- Written instruction:
Scan the records for the word "color". Copy each line that includes it.

[Figure dataset records]
=======

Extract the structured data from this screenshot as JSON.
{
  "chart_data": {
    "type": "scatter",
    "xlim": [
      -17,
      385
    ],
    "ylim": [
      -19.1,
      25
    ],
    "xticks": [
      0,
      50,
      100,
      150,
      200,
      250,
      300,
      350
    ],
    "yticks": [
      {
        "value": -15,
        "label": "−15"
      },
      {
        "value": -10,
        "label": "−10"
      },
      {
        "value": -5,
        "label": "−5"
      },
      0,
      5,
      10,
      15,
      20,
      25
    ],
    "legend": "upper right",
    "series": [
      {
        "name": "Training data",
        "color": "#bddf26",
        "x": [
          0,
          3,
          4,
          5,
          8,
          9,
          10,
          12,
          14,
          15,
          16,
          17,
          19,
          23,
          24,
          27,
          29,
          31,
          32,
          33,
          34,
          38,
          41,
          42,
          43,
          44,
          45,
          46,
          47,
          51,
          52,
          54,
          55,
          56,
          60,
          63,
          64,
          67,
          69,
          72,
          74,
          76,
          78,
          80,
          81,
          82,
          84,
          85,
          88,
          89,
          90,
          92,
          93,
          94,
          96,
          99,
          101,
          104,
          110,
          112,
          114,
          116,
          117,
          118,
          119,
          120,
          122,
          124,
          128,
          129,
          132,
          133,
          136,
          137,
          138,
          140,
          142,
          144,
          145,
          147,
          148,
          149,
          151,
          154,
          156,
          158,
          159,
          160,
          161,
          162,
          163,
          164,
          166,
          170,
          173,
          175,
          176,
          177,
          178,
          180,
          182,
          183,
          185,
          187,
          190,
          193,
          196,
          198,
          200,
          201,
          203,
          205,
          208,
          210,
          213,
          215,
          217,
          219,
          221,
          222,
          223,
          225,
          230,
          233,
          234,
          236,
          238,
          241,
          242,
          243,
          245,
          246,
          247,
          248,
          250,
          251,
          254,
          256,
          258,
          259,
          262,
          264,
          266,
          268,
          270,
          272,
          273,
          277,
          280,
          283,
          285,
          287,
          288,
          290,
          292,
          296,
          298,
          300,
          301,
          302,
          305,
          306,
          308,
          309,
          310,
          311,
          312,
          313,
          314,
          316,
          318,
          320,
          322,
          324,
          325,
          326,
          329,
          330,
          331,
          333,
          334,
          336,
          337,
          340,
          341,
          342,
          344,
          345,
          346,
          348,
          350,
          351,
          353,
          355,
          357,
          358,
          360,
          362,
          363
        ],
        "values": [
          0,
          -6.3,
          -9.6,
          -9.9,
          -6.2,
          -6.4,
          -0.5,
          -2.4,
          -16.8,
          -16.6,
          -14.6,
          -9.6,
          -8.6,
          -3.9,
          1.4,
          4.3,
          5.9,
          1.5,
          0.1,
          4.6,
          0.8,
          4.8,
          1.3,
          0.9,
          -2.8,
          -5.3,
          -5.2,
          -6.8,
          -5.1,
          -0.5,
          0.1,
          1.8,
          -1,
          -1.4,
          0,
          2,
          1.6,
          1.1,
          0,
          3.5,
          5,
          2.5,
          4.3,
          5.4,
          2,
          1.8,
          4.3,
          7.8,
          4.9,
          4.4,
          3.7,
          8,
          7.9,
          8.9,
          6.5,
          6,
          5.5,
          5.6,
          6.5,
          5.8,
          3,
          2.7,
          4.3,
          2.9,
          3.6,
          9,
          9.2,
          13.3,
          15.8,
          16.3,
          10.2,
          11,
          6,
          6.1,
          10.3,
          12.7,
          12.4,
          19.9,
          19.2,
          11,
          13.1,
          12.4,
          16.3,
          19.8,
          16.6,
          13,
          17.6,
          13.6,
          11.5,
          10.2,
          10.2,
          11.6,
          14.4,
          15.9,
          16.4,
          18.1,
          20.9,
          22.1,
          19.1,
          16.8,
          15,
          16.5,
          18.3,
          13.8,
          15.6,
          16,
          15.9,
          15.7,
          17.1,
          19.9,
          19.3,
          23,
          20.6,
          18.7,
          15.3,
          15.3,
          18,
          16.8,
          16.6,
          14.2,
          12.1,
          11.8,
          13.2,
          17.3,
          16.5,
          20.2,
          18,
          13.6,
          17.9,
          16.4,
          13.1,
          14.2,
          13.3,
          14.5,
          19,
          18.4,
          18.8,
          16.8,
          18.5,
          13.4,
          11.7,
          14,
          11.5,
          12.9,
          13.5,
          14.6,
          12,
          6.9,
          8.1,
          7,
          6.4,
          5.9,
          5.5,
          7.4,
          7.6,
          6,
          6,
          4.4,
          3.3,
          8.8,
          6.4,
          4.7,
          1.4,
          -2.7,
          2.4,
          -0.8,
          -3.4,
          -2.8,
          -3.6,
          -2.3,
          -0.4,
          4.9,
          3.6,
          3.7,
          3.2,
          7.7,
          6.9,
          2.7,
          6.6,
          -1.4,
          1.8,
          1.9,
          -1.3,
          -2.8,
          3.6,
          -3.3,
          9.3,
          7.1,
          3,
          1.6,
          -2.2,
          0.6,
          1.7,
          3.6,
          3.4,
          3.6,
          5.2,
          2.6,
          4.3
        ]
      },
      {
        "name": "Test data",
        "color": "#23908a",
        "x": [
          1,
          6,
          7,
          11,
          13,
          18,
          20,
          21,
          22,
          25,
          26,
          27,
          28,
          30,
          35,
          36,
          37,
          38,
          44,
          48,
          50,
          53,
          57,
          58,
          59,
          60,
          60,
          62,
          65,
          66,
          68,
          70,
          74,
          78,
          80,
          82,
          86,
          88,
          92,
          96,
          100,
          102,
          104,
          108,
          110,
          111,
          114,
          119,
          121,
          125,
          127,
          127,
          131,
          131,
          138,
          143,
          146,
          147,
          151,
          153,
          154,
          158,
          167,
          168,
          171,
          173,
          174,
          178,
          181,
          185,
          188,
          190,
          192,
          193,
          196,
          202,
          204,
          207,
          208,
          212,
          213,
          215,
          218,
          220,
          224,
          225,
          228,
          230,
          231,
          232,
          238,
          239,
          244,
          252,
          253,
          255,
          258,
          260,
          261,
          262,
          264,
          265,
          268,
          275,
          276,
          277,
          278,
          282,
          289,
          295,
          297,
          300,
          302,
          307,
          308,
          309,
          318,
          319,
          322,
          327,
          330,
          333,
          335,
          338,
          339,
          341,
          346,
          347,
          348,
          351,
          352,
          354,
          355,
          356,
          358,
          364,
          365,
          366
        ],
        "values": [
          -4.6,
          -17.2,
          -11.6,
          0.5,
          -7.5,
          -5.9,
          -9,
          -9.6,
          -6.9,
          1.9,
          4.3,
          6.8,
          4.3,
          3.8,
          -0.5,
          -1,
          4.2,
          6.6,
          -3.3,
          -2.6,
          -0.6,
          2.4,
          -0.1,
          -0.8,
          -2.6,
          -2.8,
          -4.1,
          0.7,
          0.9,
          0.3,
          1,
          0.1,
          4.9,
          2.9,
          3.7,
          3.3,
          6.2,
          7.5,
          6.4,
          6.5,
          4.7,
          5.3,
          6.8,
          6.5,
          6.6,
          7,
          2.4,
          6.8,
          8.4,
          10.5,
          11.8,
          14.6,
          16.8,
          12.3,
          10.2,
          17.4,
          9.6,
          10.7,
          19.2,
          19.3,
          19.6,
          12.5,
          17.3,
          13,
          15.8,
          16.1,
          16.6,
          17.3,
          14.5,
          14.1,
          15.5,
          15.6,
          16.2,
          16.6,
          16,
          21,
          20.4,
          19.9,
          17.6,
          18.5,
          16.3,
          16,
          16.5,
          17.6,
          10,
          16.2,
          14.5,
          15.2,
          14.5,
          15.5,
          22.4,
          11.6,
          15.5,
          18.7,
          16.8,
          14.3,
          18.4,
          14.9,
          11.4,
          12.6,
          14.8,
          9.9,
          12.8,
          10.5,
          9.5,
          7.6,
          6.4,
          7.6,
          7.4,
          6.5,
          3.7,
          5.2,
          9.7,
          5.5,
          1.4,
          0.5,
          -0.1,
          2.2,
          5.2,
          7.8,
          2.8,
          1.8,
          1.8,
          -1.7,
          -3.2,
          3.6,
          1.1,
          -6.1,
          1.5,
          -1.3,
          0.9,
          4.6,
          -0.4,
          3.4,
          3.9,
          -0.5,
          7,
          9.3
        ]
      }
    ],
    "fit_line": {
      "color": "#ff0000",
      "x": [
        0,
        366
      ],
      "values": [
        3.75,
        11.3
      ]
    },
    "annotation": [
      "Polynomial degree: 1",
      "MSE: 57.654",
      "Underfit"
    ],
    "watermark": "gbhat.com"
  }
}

=======

- Response to the exercise:
        "color": "#bddf26",
        "color": "#23908a",
      "color": "#ff0000",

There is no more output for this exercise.